[SHORT PROBLEM] From the entries that follow, pick out all lines holding "name".

[AVAILABLE RECORDS]
════

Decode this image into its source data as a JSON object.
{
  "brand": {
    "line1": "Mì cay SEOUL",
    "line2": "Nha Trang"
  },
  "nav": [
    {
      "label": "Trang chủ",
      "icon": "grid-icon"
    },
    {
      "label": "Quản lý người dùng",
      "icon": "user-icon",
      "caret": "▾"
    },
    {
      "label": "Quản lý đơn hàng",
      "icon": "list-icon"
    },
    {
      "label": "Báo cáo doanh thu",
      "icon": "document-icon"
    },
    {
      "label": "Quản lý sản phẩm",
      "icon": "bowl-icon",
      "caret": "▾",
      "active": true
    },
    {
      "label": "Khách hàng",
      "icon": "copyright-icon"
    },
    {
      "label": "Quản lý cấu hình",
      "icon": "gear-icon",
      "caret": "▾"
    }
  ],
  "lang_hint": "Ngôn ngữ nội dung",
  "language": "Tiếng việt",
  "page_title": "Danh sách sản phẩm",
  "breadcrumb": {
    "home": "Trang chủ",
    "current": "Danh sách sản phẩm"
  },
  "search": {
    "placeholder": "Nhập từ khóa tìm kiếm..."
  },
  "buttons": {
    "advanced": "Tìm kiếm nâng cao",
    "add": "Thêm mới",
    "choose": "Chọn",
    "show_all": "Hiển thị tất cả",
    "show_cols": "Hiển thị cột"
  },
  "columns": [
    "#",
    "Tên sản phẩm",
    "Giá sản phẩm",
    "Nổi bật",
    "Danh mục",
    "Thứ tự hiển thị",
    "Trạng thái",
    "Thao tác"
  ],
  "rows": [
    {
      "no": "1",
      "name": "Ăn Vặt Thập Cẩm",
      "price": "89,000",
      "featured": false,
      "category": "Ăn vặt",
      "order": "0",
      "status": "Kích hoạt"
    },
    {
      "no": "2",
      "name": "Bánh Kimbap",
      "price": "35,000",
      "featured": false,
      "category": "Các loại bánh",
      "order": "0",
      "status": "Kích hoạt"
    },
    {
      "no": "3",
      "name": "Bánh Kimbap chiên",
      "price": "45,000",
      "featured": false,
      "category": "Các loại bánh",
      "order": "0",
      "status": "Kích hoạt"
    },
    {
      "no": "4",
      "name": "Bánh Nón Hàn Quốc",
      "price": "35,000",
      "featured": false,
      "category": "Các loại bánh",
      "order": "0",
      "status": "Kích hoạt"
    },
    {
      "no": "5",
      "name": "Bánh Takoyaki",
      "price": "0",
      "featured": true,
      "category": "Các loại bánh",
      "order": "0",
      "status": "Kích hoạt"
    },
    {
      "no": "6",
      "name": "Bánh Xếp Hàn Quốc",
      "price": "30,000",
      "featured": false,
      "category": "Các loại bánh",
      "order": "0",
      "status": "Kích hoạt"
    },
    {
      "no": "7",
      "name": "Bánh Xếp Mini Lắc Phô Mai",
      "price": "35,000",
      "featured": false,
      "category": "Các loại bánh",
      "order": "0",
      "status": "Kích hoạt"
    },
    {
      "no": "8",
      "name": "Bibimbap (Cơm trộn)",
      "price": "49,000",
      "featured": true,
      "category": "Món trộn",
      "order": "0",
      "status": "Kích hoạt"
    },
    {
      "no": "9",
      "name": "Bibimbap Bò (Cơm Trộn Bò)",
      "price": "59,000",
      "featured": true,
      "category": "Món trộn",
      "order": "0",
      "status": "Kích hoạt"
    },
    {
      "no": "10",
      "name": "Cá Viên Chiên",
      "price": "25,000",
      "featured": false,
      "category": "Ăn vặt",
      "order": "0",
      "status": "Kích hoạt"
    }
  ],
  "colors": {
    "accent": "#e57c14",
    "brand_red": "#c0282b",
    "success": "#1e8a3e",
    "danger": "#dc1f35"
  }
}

════

[SOLVED PROBLEM]
      "name": "Ăn Vặt Thập Cẩm",
      "name": "Bánh Kimbap",
      "name": "Bánh Kimbap chiên",
      "name": "Bánh Nón Hàn Quốc",
      "name": "Bánh Takoyaki",
      "name": "Bánh Xếp Hàn Quốc",
      "name": "Bánh Xếp Mini Lắc Phô Mai",
      "name": "Bibimbap (Cơm trộn)",
      "name": "Bibimbap Bò (Cơm Trộn Bò)",
      "name": "Cá Viên Chiên",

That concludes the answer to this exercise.